#### [THE TASK]
Calculate how many lines in the following records hold the word "cost", and report that number without comment.

--- Start of STORED ROWS ---

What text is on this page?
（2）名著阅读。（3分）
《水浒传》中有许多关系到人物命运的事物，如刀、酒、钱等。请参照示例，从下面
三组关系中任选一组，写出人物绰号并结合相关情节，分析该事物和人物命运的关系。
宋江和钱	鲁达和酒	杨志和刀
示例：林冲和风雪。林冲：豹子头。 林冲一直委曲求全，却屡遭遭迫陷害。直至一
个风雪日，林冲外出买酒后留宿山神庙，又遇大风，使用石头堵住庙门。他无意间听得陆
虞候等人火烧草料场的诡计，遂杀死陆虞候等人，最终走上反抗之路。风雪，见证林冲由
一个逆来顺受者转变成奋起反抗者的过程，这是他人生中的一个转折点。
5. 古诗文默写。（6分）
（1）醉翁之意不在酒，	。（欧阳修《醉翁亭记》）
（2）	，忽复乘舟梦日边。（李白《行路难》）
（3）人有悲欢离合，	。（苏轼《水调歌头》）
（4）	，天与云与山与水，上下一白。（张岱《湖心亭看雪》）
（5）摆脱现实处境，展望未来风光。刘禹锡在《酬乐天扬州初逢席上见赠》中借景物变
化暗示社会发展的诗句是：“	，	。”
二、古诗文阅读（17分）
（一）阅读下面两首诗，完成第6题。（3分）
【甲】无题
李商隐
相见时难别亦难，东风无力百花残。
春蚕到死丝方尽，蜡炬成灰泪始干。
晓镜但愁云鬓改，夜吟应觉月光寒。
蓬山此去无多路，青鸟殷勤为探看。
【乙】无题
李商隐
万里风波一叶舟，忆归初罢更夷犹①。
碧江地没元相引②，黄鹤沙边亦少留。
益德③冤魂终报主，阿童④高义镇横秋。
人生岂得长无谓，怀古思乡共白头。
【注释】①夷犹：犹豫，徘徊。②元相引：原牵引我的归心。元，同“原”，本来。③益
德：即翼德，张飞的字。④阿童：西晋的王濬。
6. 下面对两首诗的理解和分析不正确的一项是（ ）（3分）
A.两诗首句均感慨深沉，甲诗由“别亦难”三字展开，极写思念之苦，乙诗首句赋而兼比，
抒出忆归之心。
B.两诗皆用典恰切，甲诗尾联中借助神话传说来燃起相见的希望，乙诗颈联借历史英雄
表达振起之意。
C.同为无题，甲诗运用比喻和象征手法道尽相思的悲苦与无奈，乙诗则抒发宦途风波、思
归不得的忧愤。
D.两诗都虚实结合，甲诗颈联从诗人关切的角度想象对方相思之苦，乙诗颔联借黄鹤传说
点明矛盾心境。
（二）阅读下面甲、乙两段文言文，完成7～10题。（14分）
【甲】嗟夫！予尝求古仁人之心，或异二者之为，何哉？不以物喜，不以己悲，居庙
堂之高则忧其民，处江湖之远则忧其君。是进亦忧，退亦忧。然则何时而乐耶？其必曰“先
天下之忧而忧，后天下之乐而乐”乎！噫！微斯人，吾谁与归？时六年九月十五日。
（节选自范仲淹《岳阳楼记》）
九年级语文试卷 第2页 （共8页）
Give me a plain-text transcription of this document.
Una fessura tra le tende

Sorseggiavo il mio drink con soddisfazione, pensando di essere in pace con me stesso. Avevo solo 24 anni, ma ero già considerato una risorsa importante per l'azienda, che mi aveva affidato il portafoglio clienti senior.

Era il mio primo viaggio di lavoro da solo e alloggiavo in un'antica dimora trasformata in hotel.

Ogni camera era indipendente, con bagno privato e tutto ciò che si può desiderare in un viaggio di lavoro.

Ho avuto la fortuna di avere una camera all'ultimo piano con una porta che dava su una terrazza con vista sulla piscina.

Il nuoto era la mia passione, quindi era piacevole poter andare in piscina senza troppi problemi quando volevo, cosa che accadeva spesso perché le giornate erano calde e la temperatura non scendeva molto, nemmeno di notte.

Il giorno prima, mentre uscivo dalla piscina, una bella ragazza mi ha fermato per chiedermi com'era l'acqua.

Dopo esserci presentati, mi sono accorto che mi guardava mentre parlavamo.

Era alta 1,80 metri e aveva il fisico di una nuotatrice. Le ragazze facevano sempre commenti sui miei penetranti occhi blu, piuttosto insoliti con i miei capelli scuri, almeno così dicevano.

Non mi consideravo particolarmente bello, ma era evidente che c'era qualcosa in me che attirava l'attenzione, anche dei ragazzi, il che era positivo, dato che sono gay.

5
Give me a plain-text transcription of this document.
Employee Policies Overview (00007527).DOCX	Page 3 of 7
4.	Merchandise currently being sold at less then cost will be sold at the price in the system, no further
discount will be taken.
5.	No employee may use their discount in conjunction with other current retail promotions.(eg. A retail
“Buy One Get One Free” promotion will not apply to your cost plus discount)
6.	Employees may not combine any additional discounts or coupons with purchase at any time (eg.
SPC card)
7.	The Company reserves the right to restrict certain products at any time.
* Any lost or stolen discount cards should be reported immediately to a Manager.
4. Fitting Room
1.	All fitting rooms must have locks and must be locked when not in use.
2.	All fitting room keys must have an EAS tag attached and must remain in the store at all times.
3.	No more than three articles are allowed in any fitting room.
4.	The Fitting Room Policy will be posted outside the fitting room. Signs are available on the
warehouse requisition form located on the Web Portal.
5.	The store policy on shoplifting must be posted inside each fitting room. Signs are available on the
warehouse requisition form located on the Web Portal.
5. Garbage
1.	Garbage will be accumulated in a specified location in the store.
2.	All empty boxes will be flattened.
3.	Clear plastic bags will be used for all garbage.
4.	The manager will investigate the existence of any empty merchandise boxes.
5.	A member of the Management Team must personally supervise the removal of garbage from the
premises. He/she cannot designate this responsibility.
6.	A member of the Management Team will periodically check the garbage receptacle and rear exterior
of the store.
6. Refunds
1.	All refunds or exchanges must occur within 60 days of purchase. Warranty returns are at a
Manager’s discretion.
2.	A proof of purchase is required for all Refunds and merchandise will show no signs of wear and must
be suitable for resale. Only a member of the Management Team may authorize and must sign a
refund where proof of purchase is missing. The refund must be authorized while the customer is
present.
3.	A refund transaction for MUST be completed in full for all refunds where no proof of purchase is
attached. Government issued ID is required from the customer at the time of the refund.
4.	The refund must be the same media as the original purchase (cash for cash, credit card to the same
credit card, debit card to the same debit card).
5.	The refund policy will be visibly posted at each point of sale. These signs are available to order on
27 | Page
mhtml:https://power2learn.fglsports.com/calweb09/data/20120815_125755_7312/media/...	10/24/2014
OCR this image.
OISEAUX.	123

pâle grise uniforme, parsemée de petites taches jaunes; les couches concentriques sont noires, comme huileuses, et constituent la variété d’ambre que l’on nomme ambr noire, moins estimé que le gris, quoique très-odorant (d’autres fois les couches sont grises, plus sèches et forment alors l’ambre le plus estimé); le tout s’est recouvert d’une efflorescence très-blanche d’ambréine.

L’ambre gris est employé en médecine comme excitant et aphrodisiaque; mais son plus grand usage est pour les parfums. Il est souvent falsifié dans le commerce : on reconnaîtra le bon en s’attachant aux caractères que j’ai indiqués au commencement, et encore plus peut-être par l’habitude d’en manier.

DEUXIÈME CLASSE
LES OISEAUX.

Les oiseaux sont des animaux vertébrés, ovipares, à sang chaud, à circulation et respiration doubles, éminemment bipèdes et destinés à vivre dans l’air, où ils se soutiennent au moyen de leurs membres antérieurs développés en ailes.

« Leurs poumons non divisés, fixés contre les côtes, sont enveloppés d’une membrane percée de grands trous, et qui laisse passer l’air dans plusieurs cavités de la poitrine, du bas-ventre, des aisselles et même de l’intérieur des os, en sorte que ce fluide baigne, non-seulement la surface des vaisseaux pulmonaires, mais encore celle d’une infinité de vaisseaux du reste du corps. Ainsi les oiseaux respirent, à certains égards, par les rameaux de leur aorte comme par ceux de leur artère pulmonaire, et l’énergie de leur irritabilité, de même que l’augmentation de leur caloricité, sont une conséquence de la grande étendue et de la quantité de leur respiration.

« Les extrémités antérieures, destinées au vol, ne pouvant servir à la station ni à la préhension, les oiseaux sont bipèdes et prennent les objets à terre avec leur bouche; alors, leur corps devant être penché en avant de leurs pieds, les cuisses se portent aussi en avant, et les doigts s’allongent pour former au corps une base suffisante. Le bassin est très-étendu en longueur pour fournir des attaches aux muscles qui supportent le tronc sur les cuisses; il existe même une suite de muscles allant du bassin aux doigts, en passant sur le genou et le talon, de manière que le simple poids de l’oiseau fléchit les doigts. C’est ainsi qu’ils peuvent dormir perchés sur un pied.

--- End of STORED ROWS ---

#### [OUTPUT OF THE TASK]
2